(Problem to solve):
Below is some material; set it all down exactly, apart from the pictures.

(Rows from a dataset)

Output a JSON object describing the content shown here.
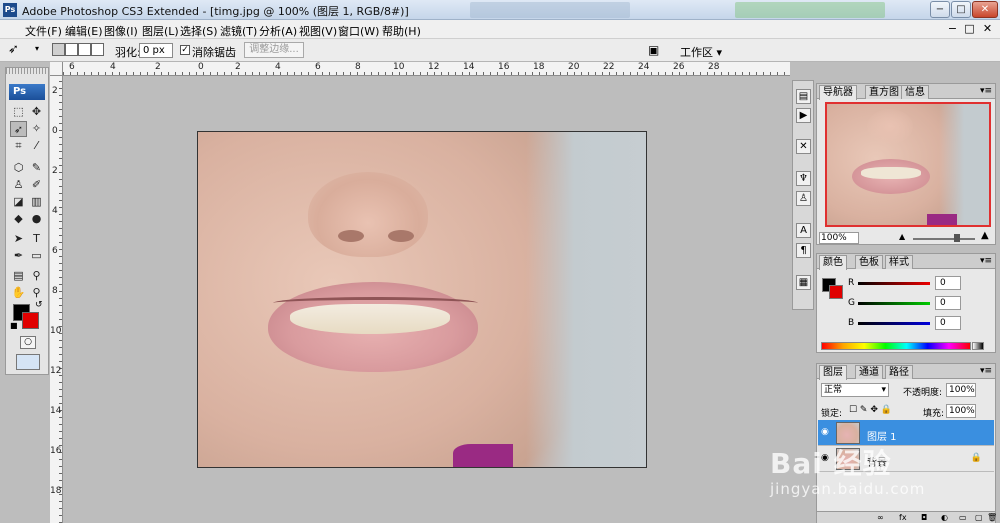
{
  "titlebar": {
    "logo": "Ps",
    "title": "Adobe Photoshop CS3 Extended - [timg.jpg @ 100% (图层 1, RGB/8#)]",
    "min": "−",
    "max": "□",
    "close": "✕"
  },
  "menu": {
    "items": [
      "文件(F)",
      "编辑(E)",
      "图像(I)",
      "图层(L)",
      "选择(S)",
      "滤镜(T)",
      "分析(A)",
      "视图(V)",
      "窗口(W)",
      "帮助(H)"
    ],
    "right_min": "−",
    "right_max": "□",
    "right_close": "✕"
  },
  "options": {
    "feather_label": "羽化:",
    "feather_value": "0 px",
    "antialias_label": "消除锯齿",
    "refine_edge": "调整边缘...",
    "workspace": "工作区 ▾"
  },
  "toolbox": {
    "badge": "Ps",
    "tools": [
      "marquee-icon",
      "move-icon",
      "lasso-icon",
      "magic-wand-icon",
      "crop-icon",
      "slice-icon",
      "heal-icon",
      "brush-icon",
      "stamp-icon",
      "history-brush-icon",
      "eraser-icon",
      "gradient-icon",
      "blur-icon",
      "dodge-icon",
      "path-select-icon",
      "type-icon",
      "pen-icon",
      "shape-icon",
      "notes-icon",
      "eyedropper-icon",
      "hand-icon",
      "zoom-icon"
    ]
  },
  "ruler": {
    "top": [
      "6",
      "4",
      "2",
      "0",
      "2",
      "4",
      "6",
      "8",
      "10",
      "12",
      "14",
      "16",
      "18",
      "20",
      "22",
      "24",
      "26",
      "28"
    ],
    "left": [
      "2",
      "0",
      "2",
      "4",
      "6",
      "8",
      "10",
      "12",
      "14",
      "16",
      "18"
    ]
  },
  "navigator": {
    "tabs": [
      "导航器",
      "直方图",
      "信息"
    ],
    "zoom": "100%"
  },
  "color": {
    "tabs": [
      "颜色",
      "色板",
      "样式"
    ],
    "r_label": "R",
    "g_label": "G",
    "b_label": "B",
    "r_value": "0",
    "g_value": "0",
    "b_value": "0",
    "fg": "#000000",
    "bg": "#e00000"
  },
  "layers": {
    "tabs": [
      "图层",
      "通道",
      "路径"
    ],
    "blend_mode": "正常",
    "opacity_label": "不透明度:",
    "opacity": "100%",
    "lock_label": "锁定:",
    "fill_label": "填充:",
    "fill": "100%",
    "rows": [
      {
        "name": "图层 1",
        "selected": true
      },
      {
        "name": "背景",
        "selected": false
      }
    ]
  },
  "watermark": {
    "line1": "Bai 经验",
    "line2": "jingyan.baidu.com"
  }
}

(Reply):
Output a JSON object describing the content shown here.
{
  "titlebar": {
    "logo": "Ps",
    "title": "Adobe Photoshop CS3 Extended - [timg.jpg @ 100% (图层 1, RGB/8#)]",
    "min": "−",
    "max": "□",
    "close": "✕"
  },
  "menu": {
    "items": [
      "文件(F)",
      "编辑(E)",
      "图像(I)",
      "图层(L)",
      "选择(S)",
      "滤镜(T)",
      "分析(A)",
      "视图(V)",
      "窗口(W)",
      "帮助(H)"
    ],
    "right_min": "−",
    "right_max": "□",
    "right_close": "✕"
  },
  "options": {
    "feather_label": "羽化:",
    "feather_value": "0 px",
    "antialias_label": "消除锯齿",
    "refine_edge": "调整边缘...",
    "workspace": "工作区 ▾"
  },
  "toolbox": {
    "badge": "Ps",
    "tools": [
      "marquee-icon",
      "move-icon",
      "lasso-icon",
      "magic-wand-icon",
      "crop-icon",
      "slice-icon",
      "heal-icon",
      "brush-icon",
      "stamp-icon",
      "history-brush-icon",
      "eraser-icon",
      "gradient-icon",
      "blur-icon",
      "dodge-icon",
      "path-select-icon",
      "type-icon",
      "pen-icon",
      "shape-icon",
      "notes-icon",
      "eyedropper-icon",
      "hand-icon",
      "zoom-icon"
    ]
  },
  "ruler": {
    "top": [
      "6",
      "4",
      "2",
      "0",
      "2",
      "4",
      "6",
      "8",
      "10",
      "12",
      "14",
      "16",
      "18",
      "20",
      "22",
      "24",
      "26",
      "28"
    ],
    "left": [
      "2",
      "0",
      "2",
      "4",
      "6",
      "8",
      "10",
      "12",
      "14",
      "16",
      "18"
    ]
  },
  "navigator": {
    "tabs": [
      "导航器",
      "直方图",
      "信息"
    ],
    "zoom": "100%"
  },
  "color": {
    "tabs": [
      "颜色",
      "色板",
      "样式"
    ],
    "r_label": "R",
    "g_label": "G",
    "b_label": "B",
    "r_value": "0",
    "g_value": "0",
    "b_value": "0",
    "fg": "#000000",
    "bg": "#e00000"
  },
  "layers": {
    "tabs": [
      "图层",
      "通道",
      "路径"
    ],
    "blend_mode": "正常",
    "opacity_label": "不透明度:",
    "opacity": "100%",
    "lock_label": "锁定:",
    "fill_label": "填充:",
    "fill": "100%",
    "rows": [
      {
        "name": "图层 1",
        "selected": true
      },
      {
        "name": "背景",
        "selected": false
      }
    ]
  },
  "watermark": {
    "line1": "Bai 经验",
    "line2": "jingyan.baidu.com"
  }
}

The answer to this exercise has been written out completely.